BEGIN DATA IN THIS EXERCISE
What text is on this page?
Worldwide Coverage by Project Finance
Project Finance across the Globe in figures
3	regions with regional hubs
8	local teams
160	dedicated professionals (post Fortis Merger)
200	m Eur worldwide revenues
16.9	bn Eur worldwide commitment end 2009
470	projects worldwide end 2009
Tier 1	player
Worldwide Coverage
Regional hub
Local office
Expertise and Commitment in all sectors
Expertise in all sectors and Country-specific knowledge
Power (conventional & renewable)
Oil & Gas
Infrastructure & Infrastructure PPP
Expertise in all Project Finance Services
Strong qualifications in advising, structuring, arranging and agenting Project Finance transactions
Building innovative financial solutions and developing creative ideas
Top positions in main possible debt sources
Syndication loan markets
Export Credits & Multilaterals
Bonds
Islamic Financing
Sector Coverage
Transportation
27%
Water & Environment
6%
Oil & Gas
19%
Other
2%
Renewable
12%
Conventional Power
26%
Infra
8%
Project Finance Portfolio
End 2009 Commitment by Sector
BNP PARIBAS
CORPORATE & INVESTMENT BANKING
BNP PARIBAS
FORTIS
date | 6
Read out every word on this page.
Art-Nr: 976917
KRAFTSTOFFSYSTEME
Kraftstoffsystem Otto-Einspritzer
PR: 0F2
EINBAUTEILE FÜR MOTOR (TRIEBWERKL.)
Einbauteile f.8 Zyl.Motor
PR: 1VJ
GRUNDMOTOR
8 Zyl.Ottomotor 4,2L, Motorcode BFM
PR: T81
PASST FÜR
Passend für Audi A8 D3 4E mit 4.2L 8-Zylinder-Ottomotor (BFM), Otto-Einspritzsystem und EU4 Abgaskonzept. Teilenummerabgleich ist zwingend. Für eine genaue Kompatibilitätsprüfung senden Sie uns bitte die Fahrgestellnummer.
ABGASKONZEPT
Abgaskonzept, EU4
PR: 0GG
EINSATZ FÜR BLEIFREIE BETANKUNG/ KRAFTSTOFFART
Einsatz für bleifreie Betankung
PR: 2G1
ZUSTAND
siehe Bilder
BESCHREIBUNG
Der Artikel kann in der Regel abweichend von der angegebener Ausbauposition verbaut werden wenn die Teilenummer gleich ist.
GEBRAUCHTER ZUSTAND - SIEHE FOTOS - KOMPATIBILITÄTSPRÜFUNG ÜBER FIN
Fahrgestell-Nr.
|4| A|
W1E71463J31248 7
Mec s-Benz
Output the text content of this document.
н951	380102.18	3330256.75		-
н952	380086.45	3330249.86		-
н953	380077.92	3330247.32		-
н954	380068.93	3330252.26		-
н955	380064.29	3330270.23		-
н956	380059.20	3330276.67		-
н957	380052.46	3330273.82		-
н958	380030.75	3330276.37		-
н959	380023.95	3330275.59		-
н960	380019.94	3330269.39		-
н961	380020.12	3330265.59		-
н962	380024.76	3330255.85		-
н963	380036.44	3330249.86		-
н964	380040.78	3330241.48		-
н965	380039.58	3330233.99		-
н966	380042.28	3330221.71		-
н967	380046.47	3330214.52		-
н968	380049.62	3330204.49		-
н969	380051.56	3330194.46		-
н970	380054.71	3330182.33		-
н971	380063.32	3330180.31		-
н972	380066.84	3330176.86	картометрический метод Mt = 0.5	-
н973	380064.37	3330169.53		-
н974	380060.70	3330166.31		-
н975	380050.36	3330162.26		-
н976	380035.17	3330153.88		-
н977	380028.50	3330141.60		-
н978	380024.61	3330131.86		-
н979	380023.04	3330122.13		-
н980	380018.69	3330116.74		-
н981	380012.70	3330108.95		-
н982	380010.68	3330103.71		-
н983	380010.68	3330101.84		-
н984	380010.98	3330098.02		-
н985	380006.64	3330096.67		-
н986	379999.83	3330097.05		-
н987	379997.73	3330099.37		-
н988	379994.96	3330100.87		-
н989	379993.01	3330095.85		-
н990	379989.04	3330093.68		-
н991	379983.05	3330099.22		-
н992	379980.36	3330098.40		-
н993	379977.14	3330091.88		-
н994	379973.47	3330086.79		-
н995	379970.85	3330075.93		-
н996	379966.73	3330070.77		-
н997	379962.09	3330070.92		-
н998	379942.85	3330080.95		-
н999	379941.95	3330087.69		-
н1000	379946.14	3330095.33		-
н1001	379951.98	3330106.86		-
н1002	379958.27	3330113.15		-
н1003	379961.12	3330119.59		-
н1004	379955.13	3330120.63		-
END DATA IN THIS EXERCISE
▶ **TASK DETAILS**:
Reproduce every line above without error.

▶ **SOLUTION TO THE PROBLEM**:
What text is on this page?
Worldwide Coverage by Project Finance
Project Finance across the Globe in figures
3	regions with regional hubs
8	local teams
160	dedicated professionals (post Fortis Merger)
200	m Eur worldwide revenues
16.9	bn Eur worldwide commitment end 2009
470	projects worldwide end 2009
Tier 1	player
Worldwide Coverage
Regional hub
Local office
Expertise and Commitment in all sectors
Expertise in all sectors and Country-specific knowledge
Power (conventional & renewable)
Oil & Gas
Infrastructure & Infrastructure PPP
Expertise in all Project Finance Services
Strong qualifications in advising, structuring, arranging and agenting Project Finance transactions
Building innovative financial solutions and developing creative ideas
Top positions in main possible debt sources
Syndication loan markets
Export Credits & Multilaterals
Bonds
Islamic Financing
Sector Coverage
Transportation
27%
Water & Environment
6%
Oil & Gas
19%
Other
2%
Renewable
12%
Conventional Power
26%
Infra
8%
Project Finance Portfolio
End 2009 Commitment by Sector
BNP PARIBAS
CORPORATE & INVESTMENT BANKING
BNP PARIBAS
FORTIS
date | 6
Read out every word on this page.
Art-Nr: 976917
KRAFTSTOFFSYSTEME
Kraftstoffsystem Otto-Einspritzer
PR: 0F2
EINBAUTEILE FÜR MOTOR (TRIEBWERKL.)
Einbauteile f.8 Zyl.Motor
PR: 1VJ
GRUNDMOTOR
8 Zyl.Ottomotor 4,2L, Motorcode BFM
PR: T81
PASST FÜR
Passend für Audi A8 D3 4E mit 4.2L 8-Zylinder-Ottomotor (BFM), Otto-Einspritzsystem und EU4 Abgaskonzept. Teilenummerabgleich ist zwingend. Für eine genaue Kompatibilitätsprüfung senden Sie uns bitte die Fahrgestellnummer.
ABGASKONZEPT
Abgaskonzept, EU4
PR: 0GG
EINSATZ FÜR BLEIFREIE BETANKUNG/ KRAFTSTOFFART
Einsatz für bleifreie Betankung
PR: 2G1
ZUSTAND
siehe Bilder
BESCHREIBUNG
Der Artikel kann in der Regel abweichend von der angegebener Ausbauposition verbaut werden wenn die Teilenummer gleich ist.
GEBRAUCHTER ZUSTAND - SIEHE FOTOS - KOMPATIBILITÄTSPRÜFUNG ÜBER FIN
Fahrgestell-Nr.
|4| A|
W1E71463J31248 7
Mec s-Benz
Output the text content of this document.
н951	380102.18	3330256.75		-
н952	380086.45	3330249.86		-
н953	380077.92	3330247.32		-
н954	380068.93	3330252.26		-
н955	380064.29	3330270.23		-
н956	380059.20	3330276.67		-
н957	380052.46	3330273.82		-
н958	380030.75	3330276.37		-
н959	380023.95	3330275.59		-
н960	380019.94	3330269.39		-
н961	380020.12	3330265.59		-
н962	380024.76	3330255.85		-
н963	380036.44	3330249.86		-
н964	380040.78	3330241.48		-
н965	380039.58	3330233.99		-
н966	380042.28	3330221.71		-
н967	380046.47	3330214.52		-
н968	380049.62	3330204.49		-
н969	380051.56	3330194.46		-
н970	380054.71	3330182.33		-
н971	380063.32	3330180.31		-
н972	380066.84	3330176.86	картометрический метод Mt = 0.5	-
н973	380064.37	3330169.53		-
н974	380060.70	3330166.31		-
н975	380050.36	3330162.26		-
н976	380035.17	3330153.88		-
н977	380028.50	3330141.60		-
н978	380024.61	3330131.86		-
н979	380023.04	3330122.13		-
н980	380018.69	3330116.74		-
н981	380012.70	3330108.95		-
н982	380010.68	3330103.71		-
н983	380010.68	3330101.84		-
н984	380010.98	3330098.02		-
н985	380006.64	3330096.67		-
н986	379999.83	3330097.05		-
н987	379997.73	3330099.37		-
н988	379994.96	3330100.87		-
н989	379993.01	3330095.85		-
н990	379989.04	3330093.68		-
н991	379983.05	3330099.22		-
н992	379980.36	3330098.40		-
н993	379977.14	3330091.88		-
н994	379973.47	3330086.79		-
н995	379970.85	3330075.93		-
н996	379966.73	3330070.77		-
н997	379962.09	3330070.92		-
н998	379942.85	3330080.95		-
н999	379941.95	3330087.69		-
н1000	379946.14	3330095.33		-
н1001	379951.98	3330106.86		-
н1002	379958.27	3330113.15		-
н1003	379961.12	3330119.59		-
н1004	379955.13	3330120.63		-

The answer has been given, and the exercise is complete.